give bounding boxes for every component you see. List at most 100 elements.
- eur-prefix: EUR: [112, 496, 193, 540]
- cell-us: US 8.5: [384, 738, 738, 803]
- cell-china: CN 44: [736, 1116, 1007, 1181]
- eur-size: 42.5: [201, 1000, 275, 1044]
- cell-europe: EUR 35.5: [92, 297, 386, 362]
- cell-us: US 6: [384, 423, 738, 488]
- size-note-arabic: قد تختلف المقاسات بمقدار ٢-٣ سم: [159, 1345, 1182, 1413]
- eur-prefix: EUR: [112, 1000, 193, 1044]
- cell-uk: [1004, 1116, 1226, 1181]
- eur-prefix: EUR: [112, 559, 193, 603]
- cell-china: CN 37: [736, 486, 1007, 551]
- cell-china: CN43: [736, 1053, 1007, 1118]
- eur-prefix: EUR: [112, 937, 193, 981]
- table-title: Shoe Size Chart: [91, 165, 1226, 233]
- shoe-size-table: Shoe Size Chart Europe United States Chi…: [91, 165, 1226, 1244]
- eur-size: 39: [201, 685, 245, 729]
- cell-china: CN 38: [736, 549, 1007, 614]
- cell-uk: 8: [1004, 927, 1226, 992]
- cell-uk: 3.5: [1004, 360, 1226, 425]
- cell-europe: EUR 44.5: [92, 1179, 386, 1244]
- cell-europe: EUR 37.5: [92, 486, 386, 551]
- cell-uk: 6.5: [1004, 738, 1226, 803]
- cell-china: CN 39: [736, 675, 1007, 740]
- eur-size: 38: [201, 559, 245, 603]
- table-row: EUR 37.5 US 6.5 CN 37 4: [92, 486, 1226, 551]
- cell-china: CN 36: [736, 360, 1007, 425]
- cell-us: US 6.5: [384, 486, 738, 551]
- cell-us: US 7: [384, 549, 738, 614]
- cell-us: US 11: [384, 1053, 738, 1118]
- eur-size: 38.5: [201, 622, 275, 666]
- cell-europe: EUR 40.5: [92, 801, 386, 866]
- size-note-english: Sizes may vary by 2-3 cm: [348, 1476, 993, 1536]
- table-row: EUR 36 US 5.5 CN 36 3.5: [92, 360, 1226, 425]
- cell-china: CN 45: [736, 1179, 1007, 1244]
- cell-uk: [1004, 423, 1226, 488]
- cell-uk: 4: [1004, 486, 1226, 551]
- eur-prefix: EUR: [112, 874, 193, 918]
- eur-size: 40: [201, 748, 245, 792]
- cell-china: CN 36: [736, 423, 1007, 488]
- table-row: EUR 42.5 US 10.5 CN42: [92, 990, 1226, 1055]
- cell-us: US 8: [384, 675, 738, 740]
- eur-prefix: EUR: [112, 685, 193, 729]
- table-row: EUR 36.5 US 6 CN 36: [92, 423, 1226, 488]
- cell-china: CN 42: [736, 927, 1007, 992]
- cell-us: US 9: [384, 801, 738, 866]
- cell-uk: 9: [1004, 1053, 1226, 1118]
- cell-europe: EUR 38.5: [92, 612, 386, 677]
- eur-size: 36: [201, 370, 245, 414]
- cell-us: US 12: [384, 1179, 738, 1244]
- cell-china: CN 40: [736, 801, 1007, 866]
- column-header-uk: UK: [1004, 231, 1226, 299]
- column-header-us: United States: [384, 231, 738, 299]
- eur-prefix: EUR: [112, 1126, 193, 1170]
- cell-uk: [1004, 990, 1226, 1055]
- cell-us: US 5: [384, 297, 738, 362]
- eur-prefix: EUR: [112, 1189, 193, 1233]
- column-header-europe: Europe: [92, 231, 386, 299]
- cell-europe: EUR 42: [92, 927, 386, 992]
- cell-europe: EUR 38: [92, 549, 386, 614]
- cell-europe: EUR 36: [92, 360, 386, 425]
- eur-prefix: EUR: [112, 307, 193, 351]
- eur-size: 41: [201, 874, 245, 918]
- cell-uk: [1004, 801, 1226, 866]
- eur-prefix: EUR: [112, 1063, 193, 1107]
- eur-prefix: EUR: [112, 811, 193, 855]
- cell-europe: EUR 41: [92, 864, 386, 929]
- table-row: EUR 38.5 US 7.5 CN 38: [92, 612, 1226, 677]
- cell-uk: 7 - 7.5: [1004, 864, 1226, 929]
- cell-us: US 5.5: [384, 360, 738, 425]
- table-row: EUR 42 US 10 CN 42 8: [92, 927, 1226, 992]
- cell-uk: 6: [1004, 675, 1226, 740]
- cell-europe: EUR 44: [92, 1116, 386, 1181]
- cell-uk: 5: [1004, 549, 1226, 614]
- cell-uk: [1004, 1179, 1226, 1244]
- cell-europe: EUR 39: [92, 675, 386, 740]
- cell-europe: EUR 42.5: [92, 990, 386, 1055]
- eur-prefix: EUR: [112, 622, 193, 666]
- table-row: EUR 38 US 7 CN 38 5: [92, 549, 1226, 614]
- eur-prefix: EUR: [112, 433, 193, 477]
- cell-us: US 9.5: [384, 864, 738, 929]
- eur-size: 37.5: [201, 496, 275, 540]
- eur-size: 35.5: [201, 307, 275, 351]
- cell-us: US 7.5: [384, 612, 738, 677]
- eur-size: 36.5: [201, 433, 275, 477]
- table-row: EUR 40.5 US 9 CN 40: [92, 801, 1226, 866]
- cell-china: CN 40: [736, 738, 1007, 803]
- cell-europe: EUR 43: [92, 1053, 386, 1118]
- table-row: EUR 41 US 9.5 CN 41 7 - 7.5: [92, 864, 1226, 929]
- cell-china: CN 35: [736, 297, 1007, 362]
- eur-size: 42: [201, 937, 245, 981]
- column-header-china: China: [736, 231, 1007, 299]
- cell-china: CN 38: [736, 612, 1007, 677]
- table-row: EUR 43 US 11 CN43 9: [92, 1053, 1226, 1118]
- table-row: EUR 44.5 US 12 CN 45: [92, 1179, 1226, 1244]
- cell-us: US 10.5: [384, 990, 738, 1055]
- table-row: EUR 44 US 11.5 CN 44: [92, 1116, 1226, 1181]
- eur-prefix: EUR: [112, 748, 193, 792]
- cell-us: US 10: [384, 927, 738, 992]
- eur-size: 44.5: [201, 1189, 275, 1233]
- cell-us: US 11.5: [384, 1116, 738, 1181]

● ● ● ● ●

Aim:
Could you rewrite the lines from the first one through the line containing "- cell-uk: [1004, 1116, 1226, 1181]", inclusive, swapping "cell-china" for "cell-cn" and leaving everything else as it is? Give only those lines.

Expected answer:
give bounding boxes for every component you see. List at most 100 elements.
- eur-prefix: EUR: [112, 496, 193, 540]
- cell-us: US 8.5: [384, 738, 738, 803]
- cell-cn: CN 44: [736, 1116, 1007, 1181]
- eur-size: 42.5: [201, 1000, 275, 1044]
- cell-europe: EUR 35.5: [92, 297, 386, 362]
- cell-us: US 6: [384, 423, 738, 488]
- size-note-arabic: قد تختلف المقاسات بمقدار ٢-٣ سم: [159, 1345, 1182, 1413]
- eur-prefix: EUR: [112, 1000, 193, 1044]
- cell-uk: [1004, 1116, 1226, 1181]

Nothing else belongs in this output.